→ Task prompt:
Set down the line that contains "What does this" and every line after it to the end of the entries, exactly as they stand and nothing more.

→ Records from a data collection:

- - - - - - -

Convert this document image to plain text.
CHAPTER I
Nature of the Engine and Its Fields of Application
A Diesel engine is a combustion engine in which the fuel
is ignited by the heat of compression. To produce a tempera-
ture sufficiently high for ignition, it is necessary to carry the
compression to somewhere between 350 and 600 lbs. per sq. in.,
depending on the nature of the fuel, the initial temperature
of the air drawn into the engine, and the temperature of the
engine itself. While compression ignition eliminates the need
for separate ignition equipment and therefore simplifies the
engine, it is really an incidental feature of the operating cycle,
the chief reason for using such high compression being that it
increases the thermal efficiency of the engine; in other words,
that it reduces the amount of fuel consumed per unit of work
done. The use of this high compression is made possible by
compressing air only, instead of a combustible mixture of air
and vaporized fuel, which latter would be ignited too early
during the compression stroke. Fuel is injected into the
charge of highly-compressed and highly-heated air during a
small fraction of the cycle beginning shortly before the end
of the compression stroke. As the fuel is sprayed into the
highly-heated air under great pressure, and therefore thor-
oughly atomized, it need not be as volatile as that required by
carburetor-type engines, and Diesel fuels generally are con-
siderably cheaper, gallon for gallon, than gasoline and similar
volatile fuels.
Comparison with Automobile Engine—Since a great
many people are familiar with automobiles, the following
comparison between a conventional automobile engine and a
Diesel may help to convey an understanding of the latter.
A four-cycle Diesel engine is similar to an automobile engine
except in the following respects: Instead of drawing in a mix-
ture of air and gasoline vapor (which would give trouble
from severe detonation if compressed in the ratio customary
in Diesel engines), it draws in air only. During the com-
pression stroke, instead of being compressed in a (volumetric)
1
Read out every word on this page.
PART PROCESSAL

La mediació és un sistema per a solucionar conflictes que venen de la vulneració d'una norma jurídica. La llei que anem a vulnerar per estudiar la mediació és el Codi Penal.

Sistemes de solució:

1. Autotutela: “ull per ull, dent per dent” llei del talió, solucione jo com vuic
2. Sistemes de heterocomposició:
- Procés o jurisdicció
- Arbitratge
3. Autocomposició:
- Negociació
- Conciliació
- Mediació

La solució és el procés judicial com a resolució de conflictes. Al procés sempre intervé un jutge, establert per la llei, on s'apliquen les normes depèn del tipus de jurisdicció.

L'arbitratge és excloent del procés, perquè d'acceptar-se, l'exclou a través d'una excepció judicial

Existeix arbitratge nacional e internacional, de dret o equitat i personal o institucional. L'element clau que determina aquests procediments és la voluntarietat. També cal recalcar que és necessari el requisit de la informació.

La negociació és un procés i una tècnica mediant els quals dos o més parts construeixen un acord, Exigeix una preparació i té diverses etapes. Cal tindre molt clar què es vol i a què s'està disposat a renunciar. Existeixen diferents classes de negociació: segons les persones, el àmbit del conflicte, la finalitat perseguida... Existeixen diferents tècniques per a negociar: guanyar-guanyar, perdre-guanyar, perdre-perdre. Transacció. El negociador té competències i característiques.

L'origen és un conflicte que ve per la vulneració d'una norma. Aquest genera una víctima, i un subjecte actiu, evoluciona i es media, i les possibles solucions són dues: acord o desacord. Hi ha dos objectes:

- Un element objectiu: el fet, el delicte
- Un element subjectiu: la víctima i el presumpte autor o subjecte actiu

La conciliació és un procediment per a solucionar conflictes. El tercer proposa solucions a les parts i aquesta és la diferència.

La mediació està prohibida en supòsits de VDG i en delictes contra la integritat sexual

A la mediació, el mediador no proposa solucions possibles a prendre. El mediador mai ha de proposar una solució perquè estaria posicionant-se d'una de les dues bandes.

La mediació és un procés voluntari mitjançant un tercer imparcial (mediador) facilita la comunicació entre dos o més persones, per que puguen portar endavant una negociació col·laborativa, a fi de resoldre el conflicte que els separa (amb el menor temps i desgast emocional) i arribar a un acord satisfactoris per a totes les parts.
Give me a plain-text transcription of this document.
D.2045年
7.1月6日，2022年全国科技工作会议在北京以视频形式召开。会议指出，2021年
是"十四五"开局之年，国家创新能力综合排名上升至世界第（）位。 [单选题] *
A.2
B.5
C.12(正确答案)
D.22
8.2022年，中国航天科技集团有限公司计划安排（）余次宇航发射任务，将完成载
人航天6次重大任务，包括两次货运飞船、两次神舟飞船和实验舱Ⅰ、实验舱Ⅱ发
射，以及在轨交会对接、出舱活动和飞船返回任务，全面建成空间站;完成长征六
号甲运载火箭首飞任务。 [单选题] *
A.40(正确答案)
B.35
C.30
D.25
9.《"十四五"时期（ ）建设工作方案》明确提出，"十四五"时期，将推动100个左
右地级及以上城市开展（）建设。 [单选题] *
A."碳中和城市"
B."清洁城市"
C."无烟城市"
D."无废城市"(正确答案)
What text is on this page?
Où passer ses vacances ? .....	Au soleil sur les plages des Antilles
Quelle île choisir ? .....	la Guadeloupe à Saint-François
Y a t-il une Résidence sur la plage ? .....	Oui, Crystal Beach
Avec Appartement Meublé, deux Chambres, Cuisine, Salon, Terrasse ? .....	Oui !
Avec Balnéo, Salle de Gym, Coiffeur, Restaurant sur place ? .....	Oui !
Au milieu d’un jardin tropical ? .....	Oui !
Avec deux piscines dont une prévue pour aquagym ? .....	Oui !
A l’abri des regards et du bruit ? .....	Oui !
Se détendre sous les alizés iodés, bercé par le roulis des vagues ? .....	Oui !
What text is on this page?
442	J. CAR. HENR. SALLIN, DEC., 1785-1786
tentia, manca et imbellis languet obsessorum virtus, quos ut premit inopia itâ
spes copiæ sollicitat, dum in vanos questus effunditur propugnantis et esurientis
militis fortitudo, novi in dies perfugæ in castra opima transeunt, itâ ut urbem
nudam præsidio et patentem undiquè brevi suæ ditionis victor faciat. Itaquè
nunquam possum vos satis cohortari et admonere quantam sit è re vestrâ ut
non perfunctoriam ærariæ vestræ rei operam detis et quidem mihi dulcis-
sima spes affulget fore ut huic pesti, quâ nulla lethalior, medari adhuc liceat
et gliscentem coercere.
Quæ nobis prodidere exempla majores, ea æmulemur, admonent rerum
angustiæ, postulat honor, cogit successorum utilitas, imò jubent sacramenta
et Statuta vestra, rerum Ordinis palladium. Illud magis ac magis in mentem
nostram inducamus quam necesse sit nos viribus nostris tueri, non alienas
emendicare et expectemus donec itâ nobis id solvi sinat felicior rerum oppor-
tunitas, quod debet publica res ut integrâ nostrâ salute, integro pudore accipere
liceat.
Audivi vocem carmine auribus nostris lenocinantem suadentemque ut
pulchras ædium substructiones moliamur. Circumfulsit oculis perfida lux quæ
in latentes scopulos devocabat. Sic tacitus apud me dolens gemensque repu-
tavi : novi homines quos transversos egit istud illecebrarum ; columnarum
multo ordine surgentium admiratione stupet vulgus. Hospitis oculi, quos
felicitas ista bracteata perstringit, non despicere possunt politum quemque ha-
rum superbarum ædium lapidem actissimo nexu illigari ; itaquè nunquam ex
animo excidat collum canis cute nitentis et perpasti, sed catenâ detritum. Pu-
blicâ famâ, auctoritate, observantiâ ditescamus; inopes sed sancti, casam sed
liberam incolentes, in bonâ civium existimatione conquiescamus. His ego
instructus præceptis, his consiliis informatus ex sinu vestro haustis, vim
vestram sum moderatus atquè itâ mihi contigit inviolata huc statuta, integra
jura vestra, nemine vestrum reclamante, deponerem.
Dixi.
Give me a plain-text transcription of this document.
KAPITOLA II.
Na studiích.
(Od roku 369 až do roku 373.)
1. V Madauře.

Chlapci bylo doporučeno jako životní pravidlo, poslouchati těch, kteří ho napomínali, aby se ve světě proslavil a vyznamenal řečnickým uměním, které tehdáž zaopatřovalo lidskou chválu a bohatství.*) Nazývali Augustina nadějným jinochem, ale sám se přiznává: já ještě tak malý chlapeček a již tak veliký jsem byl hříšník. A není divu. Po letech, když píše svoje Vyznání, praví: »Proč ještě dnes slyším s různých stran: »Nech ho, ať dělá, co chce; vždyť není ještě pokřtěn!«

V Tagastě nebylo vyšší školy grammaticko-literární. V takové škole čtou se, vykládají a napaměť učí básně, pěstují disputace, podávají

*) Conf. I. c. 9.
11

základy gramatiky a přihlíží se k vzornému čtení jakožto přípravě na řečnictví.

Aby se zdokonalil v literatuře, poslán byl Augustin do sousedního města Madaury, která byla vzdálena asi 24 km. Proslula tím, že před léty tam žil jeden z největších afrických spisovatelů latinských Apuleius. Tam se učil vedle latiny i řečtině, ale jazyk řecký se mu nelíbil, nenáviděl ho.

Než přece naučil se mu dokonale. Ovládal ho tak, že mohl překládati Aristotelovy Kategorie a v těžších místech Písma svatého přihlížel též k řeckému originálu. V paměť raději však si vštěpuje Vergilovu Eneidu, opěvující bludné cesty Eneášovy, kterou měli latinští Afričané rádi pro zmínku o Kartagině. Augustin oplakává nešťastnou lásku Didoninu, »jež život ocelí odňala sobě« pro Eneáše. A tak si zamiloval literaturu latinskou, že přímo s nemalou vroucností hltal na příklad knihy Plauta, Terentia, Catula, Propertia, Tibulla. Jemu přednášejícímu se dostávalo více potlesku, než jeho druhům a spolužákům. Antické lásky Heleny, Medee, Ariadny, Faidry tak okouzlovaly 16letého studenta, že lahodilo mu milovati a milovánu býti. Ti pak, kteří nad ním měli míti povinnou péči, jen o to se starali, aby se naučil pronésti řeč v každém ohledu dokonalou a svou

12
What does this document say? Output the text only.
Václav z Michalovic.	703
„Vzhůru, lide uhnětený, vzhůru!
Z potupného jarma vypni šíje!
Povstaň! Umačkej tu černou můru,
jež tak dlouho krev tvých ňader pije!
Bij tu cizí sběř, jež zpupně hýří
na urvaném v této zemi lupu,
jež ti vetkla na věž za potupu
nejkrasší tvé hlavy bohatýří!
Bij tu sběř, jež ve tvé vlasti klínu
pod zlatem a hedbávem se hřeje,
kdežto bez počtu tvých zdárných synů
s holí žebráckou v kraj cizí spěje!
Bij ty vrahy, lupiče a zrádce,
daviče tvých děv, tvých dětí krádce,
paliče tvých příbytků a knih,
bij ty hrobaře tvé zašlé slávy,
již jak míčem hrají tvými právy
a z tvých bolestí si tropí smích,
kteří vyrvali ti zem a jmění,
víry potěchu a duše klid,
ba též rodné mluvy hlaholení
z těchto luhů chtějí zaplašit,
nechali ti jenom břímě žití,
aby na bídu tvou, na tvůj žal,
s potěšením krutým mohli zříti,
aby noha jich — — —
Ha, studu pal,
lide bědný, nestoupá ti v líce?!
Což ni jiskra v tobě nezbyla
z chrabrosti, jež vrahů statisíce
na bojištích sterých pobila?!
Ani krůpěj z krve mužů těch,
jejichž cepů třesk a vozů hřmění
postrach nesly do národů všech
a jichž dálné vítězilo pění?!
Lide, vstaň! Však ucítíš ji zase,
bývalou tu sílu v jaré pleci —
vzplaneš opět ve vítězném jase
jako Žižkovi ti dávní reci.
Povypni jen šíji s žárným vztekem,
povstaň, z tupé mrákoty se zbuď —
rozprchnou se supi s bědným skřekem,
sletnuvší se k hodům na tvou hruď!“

- - - - - - -

→ Solution:
What does this document say? Output the text only.
Václav z Michalovic.	703
„Vzhůru, lide uhnětený, vzhůru!
Z potupného jarma vypni šíje!
Povstaň! Umačkej tu černou můru,
jež tak dlouho krev tvých ňader pije!
Bij tu cizí sběř, jež zpupně hýří
na urvaném v této zemi lupu,
jež ti vetkla na věž za potupu
nejkrasší tvé hlavy bohatýří!
Bij tu sběř, jež ve tvé vlasti klínu
pod zlatem a hedbávem se hřeje,
kdežto bez počtu tvých zdárných synů
s holí žebráckou v kraj cizí spěje!
Bij ty vrahy, lupiče a zrádce,
daviče tvých děv, tvých dětí krádce,
paliče tvých příbytků a knih,
bij ty hrobaře tvé zašlé slávy,
již jak míčem hrají tvými právy
a z tvých bolestí si tropí smích,
kteří vyrvali ti zem a jmění,
víry potěchu a duše klid,
ba též rodné mluvy hlaholení
z těchto luhů chtějí zaplašit,
nechali ti jenom břímě žití,
aby na bídu tvou, na tvůj žal,
s potěšením krutým mohli zříti,
aby noha jich — — —
Ha, studu pal,
lide bědný, nestoupá ti v líce?!
Což ni jiskra v tobě nezbyla
z chrabrosti, jež vrahů statisíce
na bojištích sterých pobila?!
Ani krůpěj z krve mužů těch,
jejichž cepů třesk a vozů hřmění
postrach nesly do národů všech
a jichž dálné vítězilo pění?!
Lide, vstaň! Však ucítíš ji zase,
bývalou tu sílu v jaré pleci —
vzplaneš opět ve vítězném jase
jako Žižkovi ti dávní reci.
Povypni jen šíji s žárným vztekem,
povstaň, z tupé mrákoty se zbuď —
rozprchnou se supi s bědným skřekem,
sletnuvší se k hodům na tvou hruď!“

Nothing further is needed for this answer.